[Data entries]
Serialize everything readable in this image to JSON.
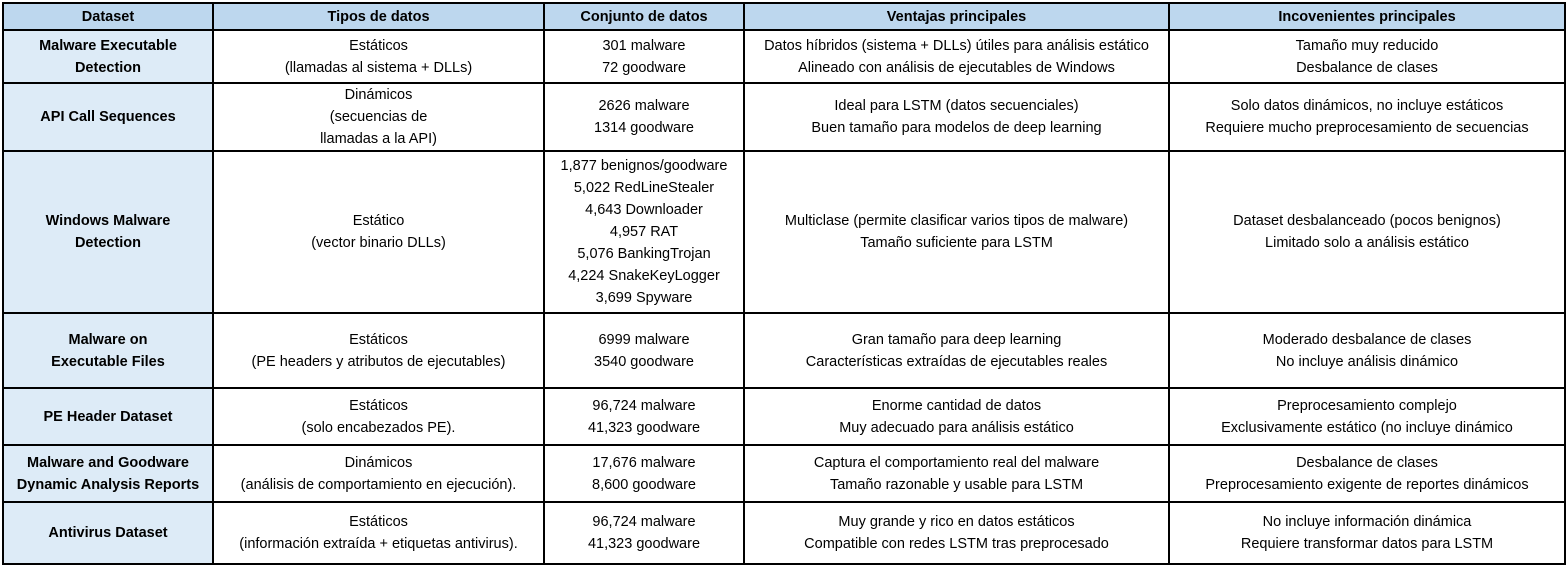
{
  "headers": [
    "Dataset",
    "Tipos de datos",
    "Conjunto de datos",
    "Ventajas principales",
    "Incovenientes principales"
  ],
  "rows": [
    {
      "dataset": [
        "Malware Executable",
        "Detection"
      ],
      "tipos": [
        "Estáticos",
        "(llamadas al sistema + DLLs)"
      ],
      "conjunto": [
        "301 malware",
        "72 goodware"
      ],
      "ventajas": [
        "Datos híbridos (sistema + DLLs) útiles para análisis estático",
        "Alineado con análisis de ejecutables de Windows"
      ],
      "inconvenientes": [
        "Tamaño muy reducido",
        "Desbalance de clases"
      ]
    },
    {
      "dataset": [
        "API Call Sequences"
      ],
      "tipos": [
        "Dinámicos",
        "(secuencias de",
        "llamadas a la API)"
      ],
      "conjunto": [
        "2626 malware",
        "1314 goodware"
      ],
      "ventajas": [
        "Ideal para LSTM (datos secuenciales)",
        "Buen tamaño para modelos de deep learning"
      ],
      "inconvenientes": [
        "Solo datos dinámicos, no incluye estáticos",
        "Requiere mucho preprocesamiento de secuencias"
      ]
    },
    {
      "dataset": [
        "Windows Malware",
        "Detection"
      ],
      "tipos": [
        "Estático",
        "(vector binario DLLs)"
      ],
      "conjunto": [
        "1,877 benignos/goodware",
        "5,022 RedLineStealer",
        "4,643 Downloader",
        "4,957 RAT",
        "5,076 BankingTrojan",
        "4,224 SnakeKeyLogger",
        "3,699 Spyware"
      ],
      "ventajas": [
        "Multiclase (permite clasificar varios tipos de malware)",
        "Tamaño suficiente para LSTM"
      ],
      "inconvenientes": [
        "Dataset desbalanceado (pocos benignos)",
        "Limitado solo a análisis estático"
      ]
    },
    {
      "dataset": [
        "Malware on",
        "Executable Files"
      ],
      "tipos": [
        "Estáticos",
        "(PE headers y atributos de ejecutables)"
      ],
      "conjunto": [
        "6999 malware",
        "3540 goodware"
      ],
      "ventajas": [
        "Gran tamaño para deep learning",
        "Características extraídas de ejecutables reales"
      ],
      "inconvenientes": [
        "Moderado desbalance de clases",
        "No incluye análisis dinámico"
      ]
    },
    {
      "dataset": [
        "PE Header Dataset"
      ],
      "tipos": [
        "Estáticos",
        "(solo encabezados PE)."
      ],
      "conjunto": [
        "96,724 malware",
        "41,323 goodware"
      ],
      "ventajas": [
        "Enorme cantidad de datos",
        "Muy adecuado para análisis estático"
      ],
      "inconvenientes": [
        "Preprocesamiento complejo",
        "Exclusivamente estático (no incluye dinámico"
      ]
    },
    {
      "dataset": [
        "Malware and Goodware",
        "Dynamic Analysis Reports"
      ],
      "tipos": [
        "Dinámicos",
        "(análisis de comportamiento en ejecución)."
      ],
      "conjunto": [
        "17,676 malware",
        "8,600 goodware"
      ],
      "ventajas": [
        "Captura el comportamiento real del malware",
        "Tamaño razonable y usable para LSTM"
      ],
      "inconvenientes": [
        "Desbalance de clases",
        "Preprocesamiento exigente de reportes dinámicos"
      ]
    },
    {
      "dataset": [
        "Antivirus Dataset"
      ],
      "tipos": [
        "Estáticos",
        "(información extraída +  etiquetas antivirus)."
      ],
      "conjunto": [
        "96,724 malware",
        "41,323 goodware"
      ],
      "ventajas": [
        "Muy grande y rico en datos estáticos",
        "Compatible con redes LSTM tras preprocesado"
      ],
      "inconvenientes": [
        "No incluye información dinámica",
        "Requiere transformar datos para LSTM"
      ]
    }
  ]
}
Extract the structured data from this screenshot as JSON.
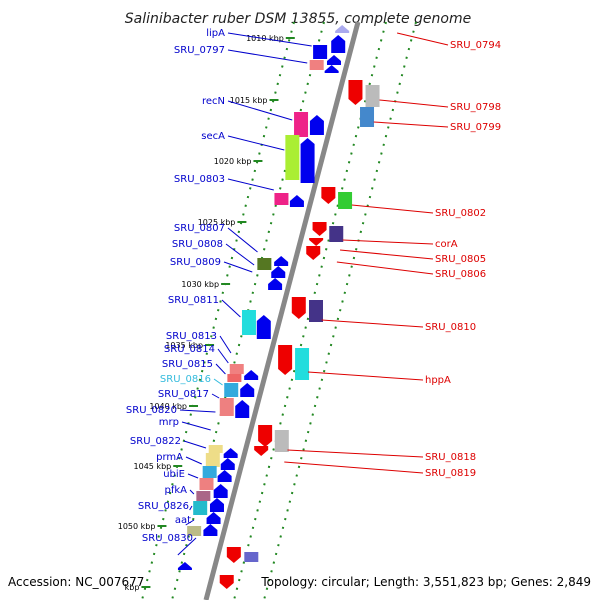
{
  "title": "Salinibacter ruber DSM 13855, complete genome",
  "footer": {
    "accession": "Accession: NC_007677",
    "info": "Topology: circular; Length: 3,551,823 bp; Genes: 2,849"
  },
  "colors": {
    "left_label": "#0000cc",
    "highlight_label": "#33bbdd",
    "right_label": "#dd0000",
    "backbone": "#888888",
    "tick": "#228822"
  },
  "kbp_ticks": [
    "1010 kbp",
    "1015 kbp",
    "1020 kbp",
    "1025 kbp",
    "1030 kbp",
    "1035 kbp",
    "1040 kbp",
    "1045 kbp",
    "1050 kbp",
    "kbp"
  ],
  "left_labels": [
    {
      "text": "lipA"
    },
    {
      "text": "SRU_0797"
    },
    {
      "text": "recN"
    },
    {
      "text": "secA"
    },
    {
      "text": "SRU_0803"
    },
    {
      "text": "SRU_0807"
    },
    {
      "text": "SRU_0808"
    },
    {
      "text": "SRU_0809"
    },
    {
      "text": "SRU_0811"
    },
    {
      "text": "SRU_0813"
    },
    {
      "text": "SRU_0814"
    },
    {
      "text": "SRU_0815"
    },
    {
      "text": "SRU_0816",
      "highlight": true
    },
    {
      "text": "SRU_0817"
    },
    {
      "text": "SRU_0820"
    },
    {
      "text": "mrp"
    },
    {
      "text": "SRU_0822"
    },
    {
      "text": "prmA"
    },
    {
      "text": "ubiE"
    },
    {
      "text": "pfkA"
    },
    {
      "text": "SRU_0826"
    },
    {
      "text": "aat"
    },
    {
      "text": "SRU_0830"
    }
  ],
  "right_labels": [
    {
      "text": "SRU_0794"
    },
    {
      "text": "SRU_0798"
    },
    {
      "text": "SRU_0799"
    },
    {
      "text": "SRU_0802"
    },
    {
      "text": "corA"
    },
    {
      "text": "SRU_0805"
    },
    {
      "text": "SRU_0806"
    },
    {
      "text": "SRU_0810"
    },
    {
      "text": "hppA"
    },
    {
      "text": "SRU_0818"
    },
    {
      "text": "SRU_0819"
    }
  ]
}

▶ _Exercise instructions_
The answer should consist of all the records, duplicated exactly, with no images included.

▶ _Solution for this exercise_
Serialize everything readable in this image to JSON.
{
  "headers": [
    "Dataset",
    "Tipos de datos",
    "Conjunto de datos",
    "Ventajas principales",
    "Incovenientes principales"
  ],
  "rows": [
    {
      "dataset": [
        "Malware Executable",
        "Detection"
      ],
      "tipos": [
        "Estáticos",
        "(llamadas al sistema + DLLs)"
      ],
      "conjunto": [
        "301 malware",
        "72 goodware"
      ],
      "ventajas": [
        "Datos híbridos (sistema + DLLs) útiles para análisis estático",
        "Alineado con análisis de ejecutables de Windows"
      ],
      "inconvenientes": [
        "Tamaño muy reducido",
        "Desbalance de clases"
      ]
    },
    {
      "dataset": [
        "API Call Sequences"
      ],
      "tipos": [
        "Dinámicos",
        "(secuencias de",
        "llamadas a la API)"
      ],
      "conjunto": [
        "2626 malware",
        "1314 goodware"
      ],
      "ventajas": [
        "Ideal para LSTM (datos secuenciales)",
        "Buen tamaño para modelos de deep learning"
      ],
      "inconvenientes": [
        "Solo datos dinámicos, no incluye estáticos",
        "Requiere mucho preprocesamiento de secuencias"
      ]
    },
    {
      "dataset": [
        "Windows Malware",
        "Detection"
      ],
      "tipos": [
        "Estático",
        "(vector binario DLLs)"
      ],
      "conjunto": [
        "1,877 benignos/goodware",
        "5,022 RedLineStealer",
        "4,643 Downloader",
        "4,957 RAT",
        "5,076 BankingTrojan",
        "4,224 SnakeKeyLogger",
        "3,699 Spyware"
      ],
      "ventajas": [
        "Multiclase (permite clasificar varios tipos de malware)",
        "Tamaño suficiente para LSTM"
      ],
      "inconvenientes": [
        "Dataset desbalanceado (pocos benignos)",
        "Limitado solo a análisis estático"
      ]
    },
    {
      "dataset": [
        "Malware on",
        "Executable Files"
      ],
      "tipos": [
        "Estáticos",
        "(PE headers y atributos de ejecutables)"
      ],
      "conjunto": [
        "6999 malware",
        "3540 goodware"
      ],
      "ventajas": [
        "Gran tamaño para deep learning",
        "Características extraídas de ejecutables reales"
      ],
      "inconvenientes": [
        "Moderado desbalance de clases",
        "No incluye análisis dinámico"
      ]
    },
    {
      "dataset": [
        "PE Header Dataset"
      ],
      "tipos": [
        "Estáticos",
        "(solo encabezados PE)."
      ],
      "conjunto": [
        "96,724 malware",
        "41,323 goodware"
      ],
      "ventajas": [
        "Enorme cantidad de datos",
        "Muy adecuado para análisis estático"
      ],
      "inconvenientes": [
        "Preprocesamiento complejo",
        "Exclusivamente estático (no incluye dinámico"
      ]
    },
    {
      "dataset": [
        "Malware and Goodware",
        "Dynamic Analysis Reports"
      ],
      "tipos": [
        "Dinámicos",
        "(análisis de comportamiento en ejecución)."
      ],
      "conjunto": [
        "17,676 malware",
        "8,600 goodware"
      ],
      "ventajas": [
        "Captura el comportamiento real del malware",
        "Tamaño razonable y usable para LSTM"
      ],
      "inconvenientes": [
        "Desbalance de clases",
        "Preprocesamiento exigente de reportes dinámicos"
      ]
    },
    {
      "dataset": [
        "Antivirus Dataset"
      ],
      "tipos": [
        "Estáticos",
        "(información extraída +  etiquetas antivirus)."
      ],
      "conjunto": [
        "96,724 malware",
        "41,323 goodware"
      ],
      "ventajas": [
        "Muy grande y rico en datos estáticos",
        "Compatible con redes LSTM tras preprocesado"
      ],
      "inconvenientes": [
        "No incluye información dinámica",
        "Requiere transformar datos para LSTM"
      ]
    }
  ]
}
Extract the structured data from this screenshot as JSON.
{
  "title": "Salinibacter ruber DSM 13855, complete genome",
  "footer": {
    "accession": "Accession: NC_007677",
    "info": "Topology: circular; Length: 3,551,823 bp; Genes: 2,849"
  },
  "colors": {
    "left_label": "#0000cc",
    "highlight_label": "#33bbdd",
    "right_label": "#dd0000",
    "backbone": "#888888",
    "tick": "#228822"
  },
  "kbp_ticks": [
    "1010 kbp",
    "1015 kbp",
    "1020 kbp",
    "1025 kbp",
    "1030 kbp",
    "1035 kbp",
    "1040 kbp",
    "1045 kbp",
    "1050 kbp",
    "kbp"
  ],
  "left_labels": [
    {
      "text": "lipA"
    },
    {
      "text": "SRU_0797"
    },
    {
      "text": "recN"
    },
    {
      "text": "secA"
    },
    {
      "text": "SRU_0803"
    },
    {
      "text": "SRU_0807"
    },
    {
      "text": "SRU_0808"
    },
    {
      "text": "SRU_0809"
    },
    {
      "text": "SRU_0811"
    },
    {
      "text": "SRU_0813"
    },
    {
      "text": "SRU_0814"
    },
    {
      "text": "SRU_0815"
    },
    {
      "text": "SRU_0816",
      "highlight": true
    },
    {
      "text": "SRU_0817"
    },
    {
      "text": "SRU_0820"
    },
    {
      "text": "mrp"
    },
    {
      "text": "SRU_0822"
    },
    {
      "text": "prmA"
    },
    {
      "text": "ubiE"
    },
    {
      "text": "pfkA"
    },
    {
      "text": "SRU_0826"
    },
    {
      "text": "aat"
    },
    {
      "text": "SRU_0830"
    }
  ],
  "right_labels": [
    {
      "text": "SRU_0794"
    },
    {
      "text": "SRU_0798"
    },
    {
      "text": "SRU_0799"
    },
    {
      "text": "SRU_0802"
    },
    {
      "text": "corA"
    },
    {
      "text": "SRU_0805"
    },
    {
      "text": "SRU_0806"
    },
    {
      "text": "SRU_0810"
    },
    {
      "text": "hppA"
    },
    {
      "text": "SRU_0818"
    },
    {
      "text": "SRU_0819"
    }
  ]
}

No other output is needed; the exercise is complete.